O QUE SE PEDE
Copie literalmente a parte do trecho sobre o pós-capitalismo que começa em "As redes deram" e termina em "de novas denominações.".

TRECHO SELECIONADO
——————————

Uma vez entendido que a informação é física, que o software é uma máquina, e que o armazenamento, banda larga e poder de processamento veem seus preços colapsarem em taxa exponencial, o valor do pensamento de Marx fica evidente. Estamos cercados de máquinas que nada custam e que poderiam, se assim desejássemos, durar para sempre.
Nestas projeções, não publicadas até a metade do século XX, Marx imaginou que a informação passaria a ser armazenada e compartilhada em algo como um “intelecto geral” – que seria a mente de todos os habitantes da Terra conectada por meio do conhecimento socializado, onde os avanços beneficiariam a todos. Trocando em miúdos, Marx imaginara algo próximo a economia da informação que vivenciamos atualmente, considerando que esta configuração implodiria as bases do capitalismo.
Esta alteração do terreno fez perder-se o caminho de superação do capitalismo imaginado pela esquerda do século XX.
Porém, um outro caminho se apresentou. A produção colaborativa por meio da tecnologia de redes visando fornecimento de bens e serviços que somente funciona quando estes são grátis ou compartilhados define a rota para além do sistema de mercado. Será necessário que o Estado crie regulamentações – assim como regulamentou o trabalho fabril, a circulação de moeda e as trocas comerciais no início do século XIX. O setor pós-capitalista provavelmente coexistirá com o mercado por décadas, mas grandes mudanças acontecerão neste ínterim.
As redes deram “granularidade” ao projeto pós-capitalista, o que forneceu a base de um sistema não assentado nas leis de mercado que se autorreplica, que não precisa ser criado novamente todas as manhãs.
A transição envolverá o Estado, o mercado e a produção colaborativa para além do mercado. Mas, para funcionar, todo o projeto da esquerda, dos movimentos sociais a centro-esquerda institucional, precisa ser reconfigurado. De fato, uma vez que entendermos a lógica da transição pós-capitalista, estas ideias não mais serão próprias da esquerda – mas de um movimento ainda maior, para o qual precisaremos de novas denominações.
Quem poderia liderar este processo? Segundo a antiga esquerda, a classe trabalhadora industrial. Há mais de duzentos anos o jornalista radical John Thelwall alertou aos homens que construíram as fábricas inglesas de que haviam criado uma nova e perigosa forma de democracia: “Toda grande fábrica é um tipo de sociedade política que nenhum parlamento pode silenciar, que nenhum magistrado pode dispersar.”
Atualmente toda a sociedade é uma fábrica. Todos participamos da criação e recriação dos padrões, normas e instituições que nos rodeiam. Ao mesmo tempo, a comunicação, vital para o trabalho e os lucros, trabalha contra a rentabilidade por meio do conhecimento compartilhado. Hoje são as redes – como as fábricas há 200 anos – que “não podem ser silenciadas nem dispersas”.
É verdade. Os Estados podem derrubar o Facebook, Twitter e até mesmo toda a internet e rede de celulares em tempos de crise, paralisando a economia juntamente. Podem também armazenar e monitorar cada kilobyte de informação que produzimos. Não podem, no entanto, impor novamente a hierárquica, manipulada e ignorante sociedade de cinquenta anos atrás, por meio da exclusão de aspectos-chave da vida moderna. Seria como tentar “deseletrificar” um país, disse o sociólogo Manuel Castells.
Ao criar milhões de pessoas interligadas, financeiramente exploradas, mas com acesso a toda a inteligência humana, o capitalismo da informação deu espaço a um novo agente de mudança da história: a sociedade educada e conectada.

——————————

MATERIAL DE ESTUDO
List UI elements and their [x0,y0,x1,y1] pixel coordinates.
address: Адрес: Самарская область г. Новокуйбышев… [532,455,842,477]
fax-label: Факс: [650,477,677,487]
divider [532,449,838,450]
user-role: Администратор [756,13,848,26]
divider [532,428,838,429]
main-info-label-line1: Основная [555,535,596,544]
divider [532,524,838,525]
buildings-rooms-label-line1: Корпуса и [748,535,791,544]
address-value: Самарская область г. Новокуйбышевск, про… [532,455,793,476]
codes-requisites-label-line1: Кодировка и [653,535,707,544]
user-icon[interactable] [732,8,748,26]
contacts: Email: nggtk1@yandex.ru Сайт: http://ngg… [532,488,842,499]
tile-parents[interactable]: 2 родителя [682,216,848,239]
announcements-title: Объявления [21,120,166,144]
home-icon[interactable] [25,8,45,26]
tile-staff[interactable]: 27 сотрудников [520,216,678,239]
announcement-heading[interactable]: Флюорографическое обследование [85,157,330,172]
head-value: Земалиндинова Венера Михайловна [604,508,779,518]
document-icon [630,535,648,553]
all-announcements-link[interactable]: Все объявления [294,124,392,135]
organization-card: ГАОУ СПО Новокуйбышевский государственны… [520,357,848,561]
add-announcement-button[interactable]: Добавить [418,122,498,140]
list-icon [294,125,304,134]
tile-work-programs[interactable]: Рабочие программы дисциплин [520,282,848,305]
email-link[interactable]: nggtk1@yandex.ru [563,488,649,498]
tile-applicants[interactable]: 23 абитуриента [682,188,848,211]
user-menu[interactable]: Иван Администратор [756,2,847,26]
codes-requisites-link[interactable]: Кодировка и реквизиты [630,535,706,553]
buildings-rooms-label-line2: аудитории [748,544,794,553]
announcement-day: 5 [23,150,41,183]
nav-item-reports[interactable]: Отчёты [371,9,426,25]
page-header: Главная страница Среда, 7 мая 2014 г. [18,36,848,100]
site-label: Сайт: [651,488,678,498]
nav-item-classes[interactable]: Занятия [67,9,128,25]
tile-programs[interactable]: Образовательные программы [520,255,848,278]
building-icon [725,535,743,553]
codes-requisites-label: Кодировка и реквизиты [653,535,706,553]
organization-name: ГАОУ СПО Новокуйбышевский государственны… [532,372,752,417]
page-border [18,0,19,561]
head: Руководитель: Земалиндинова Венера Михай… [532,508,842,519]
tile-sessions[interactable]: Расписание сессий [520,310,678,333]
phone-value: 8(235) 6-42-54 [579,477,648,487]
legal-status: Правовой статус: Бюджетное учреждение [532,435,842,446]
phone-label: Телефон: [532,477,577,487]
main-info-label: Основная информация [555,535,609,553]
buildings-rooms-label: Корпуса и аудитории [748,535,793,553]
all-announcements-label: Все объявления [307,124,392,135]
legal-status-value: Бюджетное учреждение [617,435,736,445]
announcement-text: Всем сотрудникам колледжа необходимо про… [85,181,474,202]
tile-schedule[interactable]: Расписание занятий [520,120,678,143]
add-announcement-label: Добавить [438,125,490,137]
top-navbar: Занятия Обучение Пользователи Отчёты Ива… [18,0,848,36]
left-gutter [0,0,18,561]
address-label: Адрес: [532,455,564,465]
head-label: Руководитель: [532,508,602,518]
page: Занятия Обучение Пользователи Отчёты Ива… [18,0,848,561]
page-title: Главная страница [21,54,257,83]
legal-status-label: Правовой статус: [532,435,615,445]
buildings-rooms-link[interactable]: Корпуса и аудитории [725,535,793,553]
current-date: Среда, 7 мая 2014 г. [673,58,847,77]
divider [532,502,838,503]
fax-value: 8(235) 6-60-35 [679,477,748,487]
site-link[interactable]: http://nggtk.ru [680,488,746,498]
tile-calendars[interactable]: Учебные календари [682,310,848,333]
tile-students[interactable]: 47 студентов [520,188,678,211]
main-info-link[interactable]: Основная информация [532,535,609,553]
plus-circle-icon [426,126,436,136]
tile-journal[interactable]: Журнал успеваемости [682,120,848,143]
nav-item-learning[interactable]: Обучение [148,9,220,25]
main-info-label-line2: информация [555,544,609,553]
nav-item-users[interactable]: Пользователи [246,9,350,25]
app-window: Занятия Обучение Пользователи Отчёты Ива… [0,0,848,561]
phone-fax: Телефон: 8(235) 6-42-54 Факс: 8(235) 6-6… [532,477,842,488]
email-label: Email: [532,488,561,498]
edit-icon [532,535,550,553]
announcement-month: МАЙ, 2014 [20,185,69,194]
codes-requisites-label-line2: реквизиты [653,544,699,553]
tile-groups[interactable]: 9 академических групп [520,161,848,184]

——————————

ESPAÇO DA RESPOSTA
As redes deram “granularidade” ao projeto pós-capitalista, o que forneceu a base de um sistema não assentado nas leis de mercado que se autorreplica, que não precisa ser criado novamente todas as manhãs.
A transição envolverá o Estado, o mercado e a produção colaborativa para além do mercado. Mas, para funcionar, todo o projeto da esquerda, dos movimentos sociais a centro-esquerda institucional, precisa ser reconfigurado. De fato, uma vez que entendermos a lógica da transição pós-capitalista, estas ideias não mais serão próprias da esquerda – mas de um movimento ainda maior, para o qual precisaremos de novas denominações.